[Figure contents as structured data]

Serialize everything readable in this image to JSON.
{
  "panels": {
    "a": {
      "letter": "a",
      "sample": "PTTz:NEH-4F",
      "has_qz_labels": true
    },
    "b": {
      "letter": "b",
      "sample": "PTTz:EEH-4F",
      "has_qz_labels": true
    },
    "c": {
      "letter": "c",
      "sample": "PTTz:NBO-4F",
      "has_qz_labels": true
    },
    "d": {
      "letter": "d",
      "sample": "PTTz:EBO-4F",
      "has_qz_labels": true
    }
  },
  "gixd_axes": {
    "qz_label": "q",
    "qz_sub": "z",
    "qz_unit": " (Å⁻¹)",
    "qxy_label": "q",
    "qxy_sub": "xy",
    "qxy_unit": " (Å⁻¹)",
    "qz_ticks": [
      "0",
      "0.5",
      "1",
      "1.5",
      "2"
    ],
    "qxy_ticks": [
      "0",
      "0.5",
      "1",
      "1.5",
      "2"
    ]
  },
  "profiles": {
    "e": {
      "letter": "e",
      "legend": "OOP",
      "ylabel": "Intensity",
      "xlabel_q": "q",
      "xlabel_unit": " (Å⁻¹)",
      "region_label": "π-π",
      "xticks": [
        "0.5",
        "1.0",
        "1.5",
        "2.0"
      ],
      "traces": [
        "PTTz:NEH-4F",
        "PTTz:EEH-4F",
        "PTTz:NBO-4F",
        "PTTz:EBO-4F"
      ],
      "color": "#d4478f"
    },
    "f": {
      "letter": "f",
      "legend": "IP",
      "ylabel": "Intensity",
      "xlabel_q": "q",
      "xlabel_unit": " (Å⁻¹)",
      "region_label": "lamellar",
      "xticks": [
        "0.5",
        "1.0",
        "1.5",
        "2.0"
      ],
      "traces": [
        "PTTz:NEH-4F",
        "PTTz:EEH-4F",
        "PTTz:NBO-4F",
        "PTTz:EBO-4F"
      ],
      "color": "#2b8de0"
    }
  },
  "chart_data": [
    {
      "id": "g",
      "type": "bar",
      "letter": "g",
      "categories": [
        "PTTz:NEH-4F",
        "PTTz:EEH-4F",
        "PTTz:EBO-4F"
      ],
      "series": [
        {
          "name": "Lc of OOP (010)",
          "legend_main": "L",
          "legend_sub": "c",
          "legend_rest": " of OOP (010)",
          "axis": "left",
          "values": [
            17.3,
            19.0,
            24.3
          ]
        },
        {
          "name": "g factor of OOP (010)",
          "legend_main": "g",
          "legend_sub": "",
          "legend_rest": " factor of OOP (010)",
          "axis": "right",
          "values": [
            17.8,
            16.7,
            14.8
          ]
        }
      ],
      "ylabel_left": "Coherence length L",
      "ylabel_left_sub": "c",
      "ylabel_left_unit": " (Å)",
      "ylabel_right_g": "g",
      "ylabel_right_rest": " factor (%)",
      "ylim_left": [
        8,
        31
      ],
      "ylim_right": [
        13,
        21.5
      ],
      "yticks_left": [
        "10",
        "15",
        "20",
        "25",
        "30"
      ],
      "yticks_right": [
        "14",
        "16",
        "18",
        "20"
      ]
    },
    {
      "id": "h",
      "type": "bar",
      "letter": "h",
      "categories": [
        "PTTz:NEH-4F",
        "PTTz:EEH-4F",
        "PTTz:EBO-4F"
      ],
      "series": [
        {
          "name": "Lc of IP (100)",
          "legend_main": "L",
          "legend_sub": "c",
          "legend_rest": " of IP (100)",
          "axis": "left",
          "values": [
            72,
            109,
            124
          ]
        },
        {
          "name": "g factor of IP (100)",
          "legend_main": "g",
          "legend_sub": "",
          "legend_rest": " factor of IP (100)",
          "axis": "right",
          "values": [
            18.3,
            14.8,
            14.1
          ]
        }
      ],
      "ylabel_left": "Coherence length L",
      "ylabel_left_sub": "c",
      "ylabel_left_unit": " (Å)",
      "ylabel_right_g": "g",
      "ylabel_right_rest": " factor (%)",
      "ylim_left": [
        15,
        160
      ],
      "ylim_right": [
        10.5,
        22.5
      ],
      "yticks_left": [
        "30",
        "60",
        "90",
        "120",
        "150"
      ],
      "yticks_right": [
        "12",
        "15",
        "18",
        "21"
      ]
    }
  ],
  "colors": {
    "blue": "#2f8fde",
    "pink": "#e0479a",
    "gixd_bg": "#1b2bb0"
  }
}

TASK TO COMPLETE:
Your task is to reproduce the whole listing exactly.

RESPONSE TO THIS TASK:
Serialize everything readable in this image to JSON.
{
  "panels": {
    "a": {
      "letter": "a",
      "sample": "PTTz:NEH-4F",
      "has_qz_labels": true
    },
    "b": {
      "letter": "b",
      "sample": "PTTz:EEH-4F",
      "has_qz_labels": true
    },
    "c": {
      "letter": "c",
      "sample": "PTTz:NBO-4F",
      "has_qz_labels": true
    },
    "d": {
      "letter": "d",
      "sample": "PTTz:EBO-4F",
      "has_qz_labels": true
    }
  },
  "gixd_axes": {
    "qz_label": "q",
    "qz_sub": "z",
    "qz_unit": " (Å⁻¹)",
    "qxy_label": "q",
    "qxy_sub": "xy",
    "qxy_unit": " (Å⁻¹)",
    "qz_ticks": [
      "0",
      "0.5",
      "1",
      "1.5",
      "2"
    ],
    "qxy_ticks": [
      "0",
      "0.5",
      "1",
      "1.5",
      "2"
    ]
  },
  "profiles": {
    "e": {
      "letter": "e",
      "legend": "OOP",
      "ylabel": "Intensity",
      "xlabel_q": "q",
      "xlabel_unit": " (Å⁻¹)",
      "region_label": "π-π",
      "xticks": [
        "0.5",
        "1.0",
        "1.5",
        "2.0"
      ],
      "traces": [
        "PTTz:NEH-4F",
        "PTTz:EEH-4F",
        "PTTz:NBO-4F",
        "PTTz:EBO-4F"
      ],
      "color": "#d4478f"
    },
    "f": {
      "letter": "f",
      "legend": "IP",
      "ylabel": "Intensity",
      "xlabel_q": "q",
      "xlabel_unit": " (Å⁻¹)",
      "region_label": "lamellar",
      "xticks": [
        "0.5",
        "1.0",
        "1.5",
        "2.0"
      ],
      "traces": [
        "PTTz:NEH-4F",
        "PTTz:EEH-4F",
        "PTTz:NBO-4F",
        "PTTz:EBO-4F"
      ],
      "color": "#2b8de0"
    }
  },
  "chart_data": [
    {
      "id": "g",
      "type": "bar",
      "letter": "g",
      "categories": [
        "PTTz:NEH-4F",
        "PTTz:EEH-4F",
        "PTTz:EBO-4F"
      ],
      "series": [
        {
          "name": "Lc of OOP (010)",
          "legend_main": "L",
          "legend_sub": "c",
          "legend_rest": " of OOP (010)",
          "axis": "left",
          "values": [
            17.3,
            19.0,
            24.3
          ]
        },
        {
          "name": "g factor of OOP (010)",
          "legend_main": "g",
          "legend_sub": "",
          "legend_rest": " factor of OOP (010)",
          "axis": "right",
          "values": [
            17.8,
            16.7,
            14.8
          ]
        }
      ],
      "ylabel_left": "Coherence length L",
      "ylabel_left_sub": "c",
      "ylabel_left_unit": " (Å)",
      "ylabel_right_g": "g",
      "ylabel_right_rest": " factor (%)",
      "ylim_left": [
        8,
        31
      ],
      "ylim_right": [
        13,
        21.5
      ],
      "yticks_left": [
        "10",
        "15",
        "20",
        "25",
        "30"
      ],
      "yticks_right": [
        "14",
        "16",
        "18",
        "20"
      ]
    },
    {
      "id": "h",
      "type": "bar",
      "letter": "h",
      "categories": [
        "PTTz:NEH-4F",
        "PTTz:EEH-4F",
        "PTTz:EBO-4F"
      ],
      "series": [
        {
          "name": "Lc of IP (100)",
          "legend_main": "L",
          "legend_sub": "c",
          "legend_rest": " of IP (100)",
          "axis": "left",
          "values": [
            72,
            109,
            124
          ]
        },
        {
          "name": "g factor of IP (100)",
          "legend_main": "g",
          "legend_sub": "",
          "legend_rest": " factor of IP (100)",
          "axis": "right",
          "values": [
            18.3,
            14.8,
            14.1
          ]
        }
      ],
      "ylabel_left": "Coherence length L",
      "ylabel_left_sub": "c",
      "ylabel_left_unit": " (Å)",
      "ylabel_right_g": "g",
      "ylabel_right_rest": " factor (%)",
      "ylim_left": [
        15,
        160
      ],
      "ylim_right": [
        10.5,
        22.5
      ],
      "yticks_left": [
        "30",
        "60",
        "90",
        "120",
        "150"
      ],
      "yticks_right": [
        "12",
        "15",
        "18",
        "21"
      ]
    }
  ],
  "colors": {
    "blue": "#2f8fde",
    "pink": "#e0479a",
    "gixd_bg": "#1b2bb0"
  }
}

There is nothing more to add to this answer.